Pictures don't belong in the copy; print all the records exactly.

START

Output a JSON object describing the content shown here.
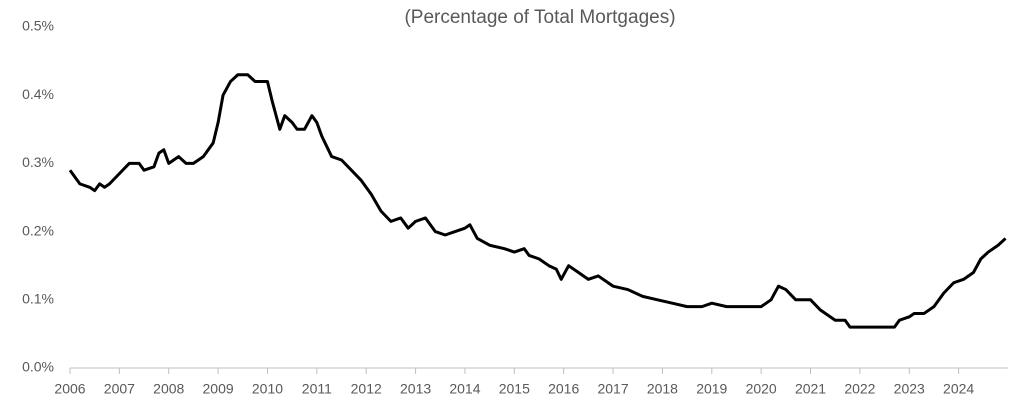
{
  "chart_data": {
    "type": "line",
    "title": "(Percentage of Total Mortgages)",
    "x": [
      2006.0,
      2006.2,
      2006.4,
      2006.5,
      2006.6,
      2006.7,
      2006.8,
      2007.0,
      2007.2,
      2007.4,
      2007.5,
      2007.7,
      2007.8,
      2007.9,
      2008.0,
      2008.2,
      2008.35,
      2008.5,
      2008.7,
      2008.9,
      2009.0,
      2009.1,
      2009.25,
      2009.4,
      2009.6,
      2009.75,
      2009.9,
      2010.0,
      2010.1,
      2010.25,
      2010.35,
      2010.5,
      2010.6,
      2010.75,
      2010.9,
      2011.0,
      2011.1,
      2011.3,
      2011.5,
      2011.7,
      2011.9,
      2012.1,
      2012.3,
      2012.5,
      2012.7,
      2012.85,
      2013.0,
      2013.2,
      2013.4,
      2013.6,
      2013.8,
      2014.0,
      2014.1,
      2014.25,
      2014.5,
      2014.8,
      2015.0,
      2015.2,
      2015.3,
      2015.5,
      2015.7,
      2015.85,
      2015.95,
      2016.1,
      2016.3,
      2016.5,
      2016.7,
      2016.9,
      2017.0,
      2017.3,
      2017.6,
      2017.9,
      2018.2,
      2018.5,
      2018.8,
      2019.0,
      2019.3,
      2019.6,
      2019.8,
      2020.0,
      2020.2,
      2020.35,
      2020.5,
      2020.7,
      2021.0,
      2021.2,
      2021.5,
      2021.7,
      2021.8,
      2022.5,
      2022.7,
      2022.8,
      2023.0,
      2023.1,
      2023.3,
      2023.5,
      2023.7,
      2023.9,
      2024.1,
      2024.3,
      2024.45,
      2024.6,
      2024.8,
      2024.95
    ],
    "series": [
      {
        "color": "#000000",
        "values": [
          0.29,
          0.27,
          0.265,
          0.26,
          0.27,
          0.265,
          0.27,
          0.285,
          0.3,
          0.3,
          0.29,
          0.295,
          0.315,
          0.32,
          0.3,
          0.31,
          0.3,
          0.3,
          0.31,
          0.33,
          0.36,
          0.4,
          0.42,
          0.43,
          0.43,
          0.42,
          0.42,
          0.42,
          0.39,
          0.35,
          0.37,
          0.36,
          0.35,
          0.35,
          0.37,
          0.36,
          0.34,
          0.31,
          0.305,
          0.29,
          0.275,
          0.255,
          0.23,
          0.215,
          0.22,
          0.205,
          0.215,
          0.22,
          0.2,
          0.195,
          0.2,
          0.205,
          0.21,
          0.19,
          0.18,
          0.175,
          0.17,
          0.175,
          0.165,
          0.16,
          0.15,
          0.145,
          0.13,
          0.15,
          0.14,
          0.13,
          0.135,
          0.125,
          0.12,
          0.115,
          0.105,
          0.1,
          0.095,
          0.09,
          0.09,
          0.095,
          0.09,
          0.09,
          0.09,
          0.09,
          0.1,
          0.12,
          0.115,
          0.1,
          0.1,
          0.085,
          0.07,
          0.07,
          0.06,
          0.06,
          0.06,
          0.07,
          0.075,
          0.08,
          0.08,
          0.09,
          0.11,
          0.125,
          0.13,
          0.14,
          0.16,
          0.17,
          0.18,
          0.19
        ]
      }
    ],
    "xlim": [
      2006,
      2025
    ],
    "xticks": [
      2006,
      2007,
      2008,
      2009,
      2010,
      2011,
      2012,
      2013,
      2014,
      2015,
      2016,
      2017,
      2018,
      2019,
      2020,
      2021,
      2022,
      2023,
      2024
    ],
    "ylim": [
      0,
      0.5
    ],
    "yticks": [
      {
        "value": 0,
        "label": "0.0%"
      },
      {
        "value": 0.1,
        "label": "0.1%"
      },
      {
        "value": 0.2,
        "label": "0.2%"
      },
      {
        "value": 0.3,
        "label": "0.3%"
      },
      {
        "value": 0.4,
        "label": "0.4%"
      },
      {
        "value": 0.5,
        "label": "0.5%"
      }
    ],
    "grid": false
  }
}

END

* Solution for this exercise:
Output a JSON object describing the content shown here.
{
  "chart_data": {
    "type": "line",
    "title": "(Percentage of Total Mortgages)",
    "x": [
      2006.0,
      2006.2,
      2006.4,
      2006.5,
      2006.6,
      2006.7,
      2006.8,
      2007.0,
      2007.2,
      2007.4,
      2007.5,
      2007.7,
      2007.8,
      2007.9,
      2008.0,
      2008.2,
      2008.35,
      2008.5,
      2008.7,
      2008.9,
      2009.0,
      2009.1,
      2009.25,
      2009.4,
      2009.6,
      2009.75,
      2009.9,
      2010.0,
      2010.1,
      2010.25,
      2010.35,
      2010.5,
      2010.6,
      2010.75,
      2010.9,
      2011.0,
      2011.1,
      2011.3,
      2011.5,
      2011.7,
      2011.9,
      2012.1,
      2012.3,
      2012.5,
      2012.7,
      2012.85,
      2013.0,
      2013.2,
      2013.4,
      2013.6,
      2013.8,
      2014.0,
      2014.1,
      2014.25,
      2014.5,
      2014.8,
      2015.0,
      2015.2,
      2015.3,
      2015.5,
      2015.7,
      2015.85,
      2015.95,
      2016.1,
      2016.3,
      2016.5,
      2016.7,
      2016.9,
      2017.0,
      2017.3,
      2017.6,
      2017.9,
      2018.2,
      2018.5,
      2018.8,
      2019.0,
      2019.3,
      2019.6,
      2019.8,
      2020.0,
      2020.2,
      2020.35,
      2020.5,
      2020.7,
      2021.0,
      2021.2,
      2021.5,
      2021.7,
      2021.8,
      2022.5,
      2022.7,
      2022.8,
      2023.0,
      2023.1,
      2023.3,
      2023.5,
      2023.7,
      2023.9,
      2024.1,
      2024.3,
      2024.45,
      2024.6,
      2024.8,
      2024.95
    ],
    "series": [
      {
        "color": "#000000",
        "values": [
          0.29,
          0.27,
          0.265,
          0.26,
          0.27,
          0.265,
          0.27,
          0.285,
          0.3,
          0.3,
          0.29,
          0.295,
          0.315,
          0.32,
          0.3,
          0.31,
          0.3,
          0.3,
          0.31,
          0.33,
          0.36,
          0.4,
          0.42,
          0.43,
          0.43,
          0.42,
          0.42,
          0.42,
          0.39,
          0.35,
          0.37,
          0.36,
          0.35,
          0.35,
          0.37,
          0.36,
          0.34,
          0.31,
          0.305,
          0.29,
          0.275,
          0.255,
          0.23,
          0.215,
          0.22,
          0.205,
          0.215,
          0.22,
          0.2,
          0.195,
          0.2,
          0.205,
          0.21,
          0.19,
          0.18,
          0.175,
          0.17,
          0.175,
          0.165,
          0.16,
          0.15,
          0.145,
          0.13,
          0.15,
          0.14,
          0.13,
          0.135,
          0.125,
          0.12,
          0.115,
          0.105,
          0.1,
          0.095,
          0.09,
          0.09,
          0.095,
          0.09,
          0.09,
          0.09,
          0.09,
          0.1,
          0.12,
          0.115,
          0.1,
          0.1,
          0.085,
          0.07,
          0.07,
          0.06,
          0.06,
          0.06,
          0.07,
          0.075,
          0.08,
          0.08,
          0.09,
          0.11,
          0.125,
          0.13,
          0.14,
          0.16,
          0.17,
          0.18,
          0.19
        ]
      }
    ],
    "xlim": [
      2006,
      2025
    ],
    "xticks": [
      2006,
      2007,
      2008,
      2009,
      2010,
      2011,
      2012,
      2013,
      2014,
      2015,
      2016,
      2017,
      2018,
      2019,
      2020,
      2021,
      2022,
      2023,
      2024
    ],
    "ylim": [
      0,
      0.5
    ],
    "yticks": [
      {
        "value": 0,
        "label": "0.0%"
      },
      {
        "value": 0.1,
        "label": "0.1%"
      },
      {
        "value": 0.2,
        "label": "0.2%"
      },
      {
        "value": 0.3,
        "label": "0.3%"
      },
      {
        "value": 0.4,
        "label": "0.4%"
      },
      {
        "value": 0.5,
        "label": "0.5%"
      }
    ],
    "grid": false
  }
}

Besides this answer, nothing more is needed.